## START RECORDS FOR THE TASK

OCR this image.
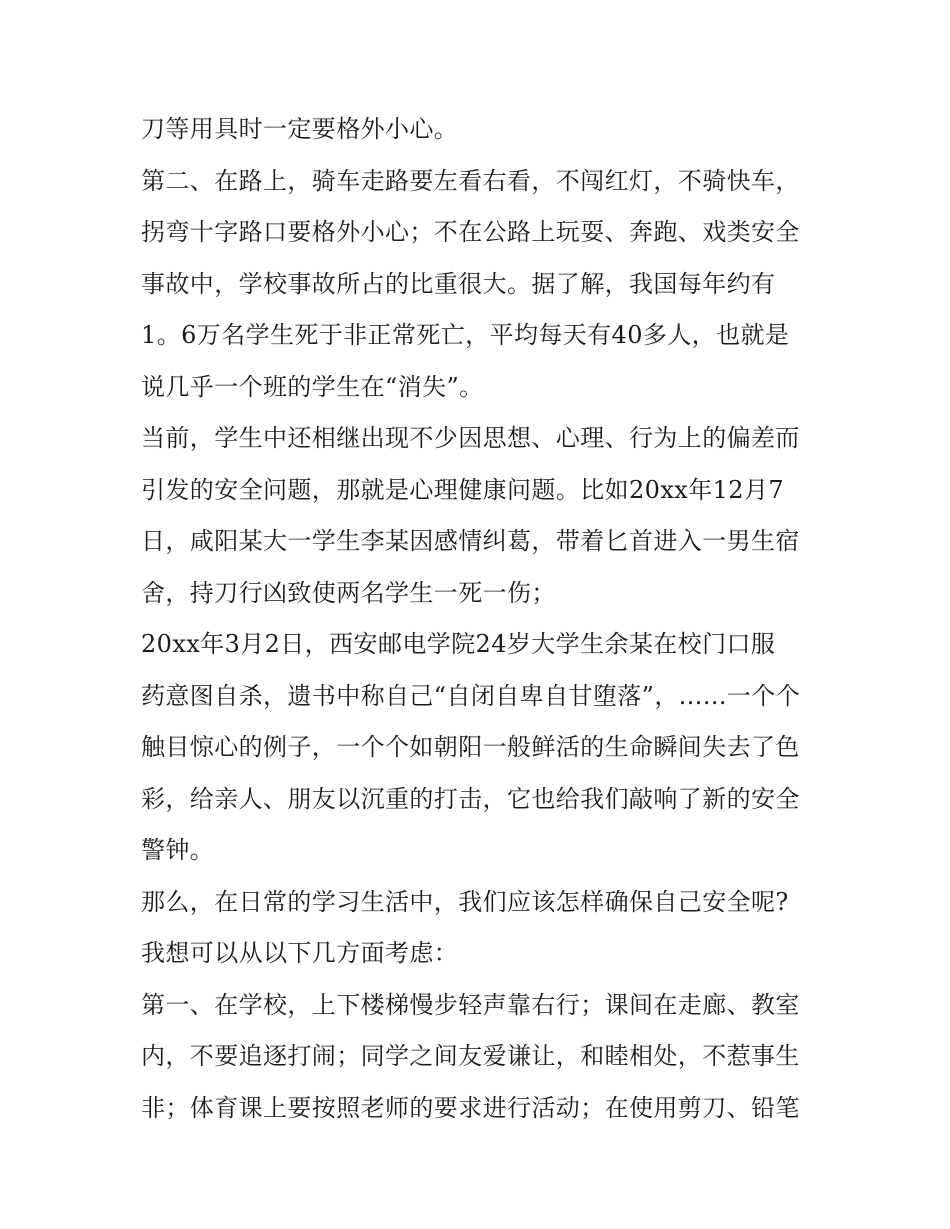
刀等用具时一定要格外小心。
第二、在路上，骑车走路要左看右看，不闯红灯，不骑快车，
拐弯十字路口要格外小心；不在公路上玩耍、奔跑、戏类安全
事故中，学校事故所占的比重很大。据了解，我国每年约有
1。6万名学生死于非正常死亡，平均每天有40多人，也就是
说几乎一个班的学生在“消失”。
当前，学生中还相继出现不少因思想、心理、行为上的偏差而
引发的安全问题，那就是心理健康问题。比如20xx年12月7
日，咸阳某大一学生李某因感情纠葛，带着匕首进入一男生宿
舍，持刀行凶致使两名学生一死一伤；
20xx年3月2日，西安邮电学院24岁大学生余某在校门口服
药意图自杀，遗书中称自己“自闭自卑自甘堕落”，......一个个
触目惊心的例子，一个个如朝阳一般鲜活的生命瞬间失去了色
彩，给亲人、朋友以沉重的打击，它也给我们敲响了新的安全
警钟。
那么，在日常的学习生活中，我们应该怎样确保自己安全呢?
我想可以从以下几方面考虑：
第一、在学校，上下楼梯慢步轻声靠右行；课间在走廊、教室
内，不要追逐打闹；同学之间友爱谦让，和睦相处，不惹事生
非；体育课上要按照老师的要求进行活动；在使用剪刀、铅笔
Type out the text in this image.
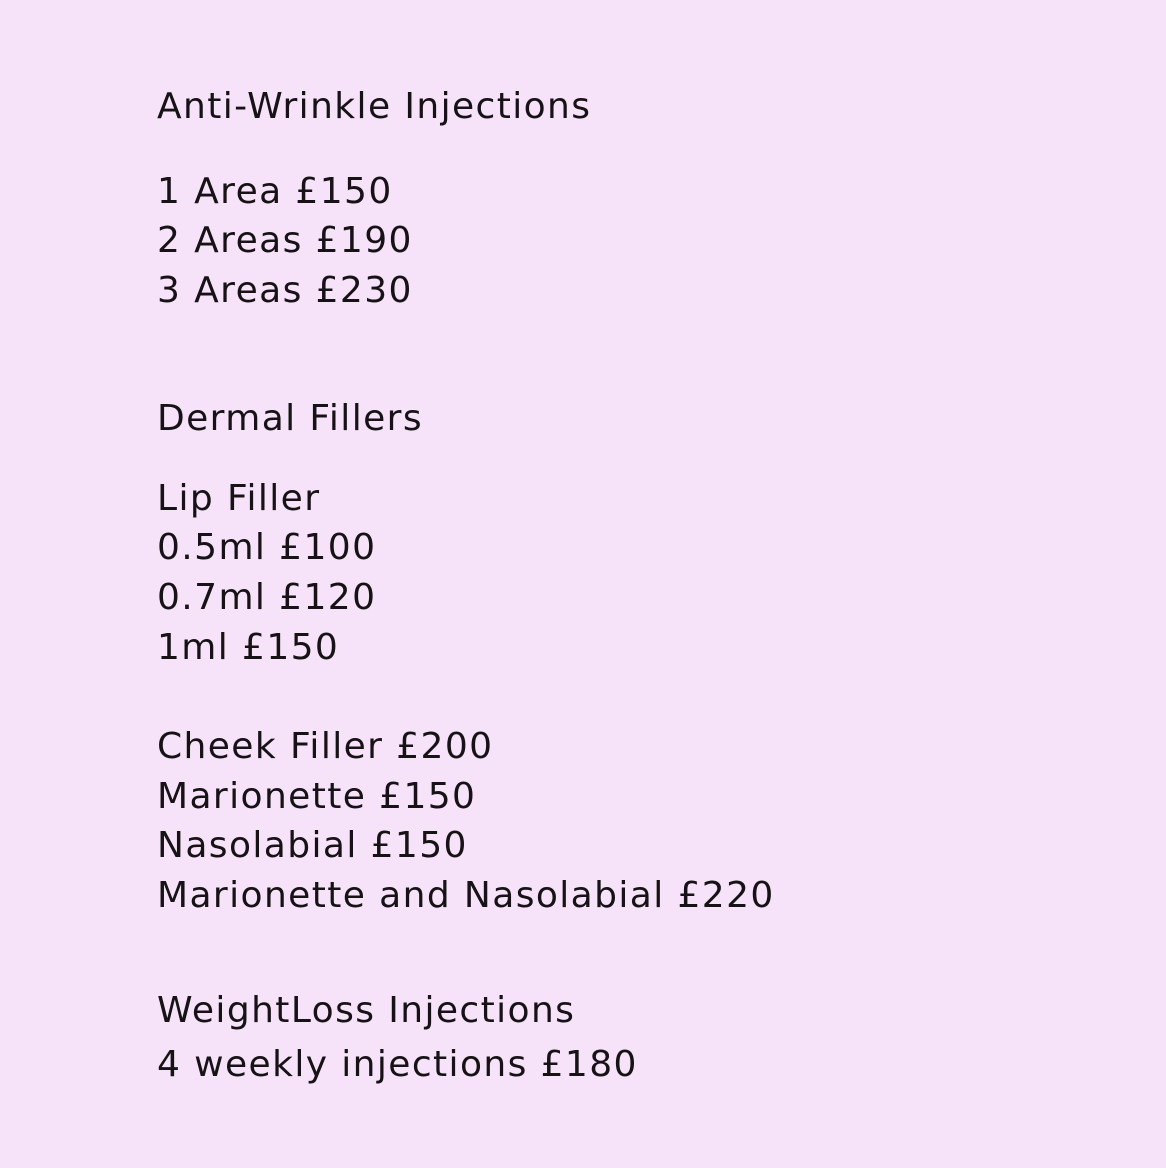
Anti-Wrinkle Injections
1 Area £150
2 Areas £190
3 Areas £230
Dermal Fillers
Lip Filler
0.5ml £100
0.7ml £120
1ml £150
Cheek Filler £200
Marionette £150
Nasolabial £150
Marionette and Nasolabial £220
WeightLoss Injections
4 weekly injections £180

## END RECORDS FOR THE TASK

§ PROBLEM REQUIREMENTS
Give all the lines above again, character for character, without pictures.

§ CORRECT OUTPUT
OCR this image.
刀等用具时一定要格外小心。
第二、在路上，骑车走路要左看右看，不闯红灯，不骑快车，
拐弯十字路口要格外小心；不在公路上玩耍、奔跑、戏类安全
事故中，学校事故所占的比重很大。据了解，我国每年约有
1。6万名学生死于非正常死亡，平均每天有40多人，也就是
说几乎一个班的学生在“消失”。
当前，学生中还相继出现不少因思想、心理、行为上的偏差而
引发的安全问题，那就是心理健康问题。比如20xx年12月7
日，咸阳某大一学生李某因感情纠葛，带着匕首进入一男生宿
舍，持刀行凶致使两名学生一死一伤；
20xx年3月2日，西安邮电学院24岁大学生余某在校门口服
药意图自杀，遗书中称自己“自闭自卑自甘堕落”，......一个个
触目惊心的例子，一个个如朝阳一般鲜活的生命瞬间失去了色
彩，给亲人、朋友以沉重的打击，它也给我们敲响了新的安全
警钟。
那么，在日常的学习生活中，我们应该怎样确保自己安全呢?
我想可以从以下几方面考虑：
第一、在学校，上下楼梯慢步轻声靠右行；课间在走廊、教室
内，不要追逐打闹；同学之间友爱谦让，和睦相处，不惹事生
非；体育课上要按照老师的要求进行活动；在使用剪刀、铅笔
Type out the text in this image.
Anti-Wrinkle Injections
1 Area £150
2 Areas £190
3 Areas £230
Dermal Fillers
Lip Filler
0.5ml £100
0.7ml £120
1ml £150
Cheek Filler £200
Marionette £150
Nasolabial £150
Marionette and Nasolabial £220
WeightLoss Injections
4 weekly injections £180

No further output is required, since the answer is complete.